◆ **EXERCISE**: Write out every entry exactly as it stands.

+ + + + +

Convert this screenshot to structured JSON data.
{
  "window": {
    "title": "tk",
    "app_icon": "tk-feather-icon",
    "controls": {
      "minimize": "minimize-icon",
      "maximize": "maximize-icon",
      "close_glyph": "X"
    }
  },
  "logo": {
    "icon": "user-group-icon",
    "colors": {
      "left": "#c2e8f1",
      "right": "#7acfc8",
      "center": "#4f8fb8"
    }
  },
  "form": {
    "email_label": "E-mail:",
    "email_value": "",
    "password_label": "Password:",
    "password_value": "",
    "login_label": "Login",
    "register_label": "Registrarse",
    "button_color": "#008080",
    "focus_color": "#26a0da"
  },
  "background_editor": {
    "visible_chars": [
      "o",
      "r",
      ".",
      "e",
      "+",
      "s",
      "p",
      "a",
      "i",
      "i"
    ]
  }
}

+ + + + +

◆ **ANSWER BELOW**:
Convert this screenshot to structured JSON data.
{
  "window": {
    "title": "tk",
    "app_icon": "tk-feather-icon",
    "controls": {
      "minimize": "minimize-icon",
      "maximize": "maximize-icon",
      "close_glyph": "X"
    }
  },
  "logo": {
    "icon": "user-group-icon",
    "colors": {
      "left": "#c2e8f1",
      "right": "#7acfc8",
      "center": "#4f8fb8"
    }
  },
  "form": {
    "email_label": "E-mail:",
    "email_value": "",
    "password_label": "Password:",
    "password_value": "",
    "login_label": "Login",
    "register_label": "Registrarse",
    "button_color": "#008080",
    "focus_color": "#26a0da"
  },
  "background_editor": {
    "visible_chars": [
      "o",
      "r",
      ".",
      "e",
      "+",
      "s",
      "p",
      "a",
      "i",
      "i"
    ]
  }
}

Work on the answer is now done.